▸ Entries
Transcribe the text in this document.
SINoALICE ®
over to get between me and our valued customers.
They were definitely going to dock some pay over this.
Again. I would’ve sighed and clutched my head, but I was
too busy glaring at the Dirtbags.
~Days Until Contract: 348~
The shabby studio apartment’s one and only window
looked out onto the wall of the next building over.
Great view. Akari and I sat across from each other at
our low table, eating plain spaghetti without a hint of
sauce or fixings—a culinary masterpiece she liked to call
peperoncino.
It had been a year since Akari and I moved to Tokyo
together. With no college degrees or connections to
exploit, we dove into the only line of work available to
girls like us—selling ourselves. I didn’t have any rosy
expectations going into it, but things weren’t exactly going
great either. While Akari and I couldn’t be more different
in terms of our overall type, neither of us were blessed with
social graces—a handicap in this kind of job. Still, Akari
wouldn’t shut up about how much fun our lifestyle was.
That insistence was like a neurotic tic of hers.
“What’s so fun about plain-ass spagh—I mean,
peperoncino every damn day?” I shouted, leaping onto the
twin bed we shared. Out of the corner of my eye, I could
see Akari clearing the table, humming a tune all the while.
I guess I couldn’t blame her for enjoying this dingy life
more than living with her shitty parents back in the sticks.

▸ Set exercise
The answer must consist solely of the number of lines in the entries that contain the word "onto".

▸ Answer to the task
2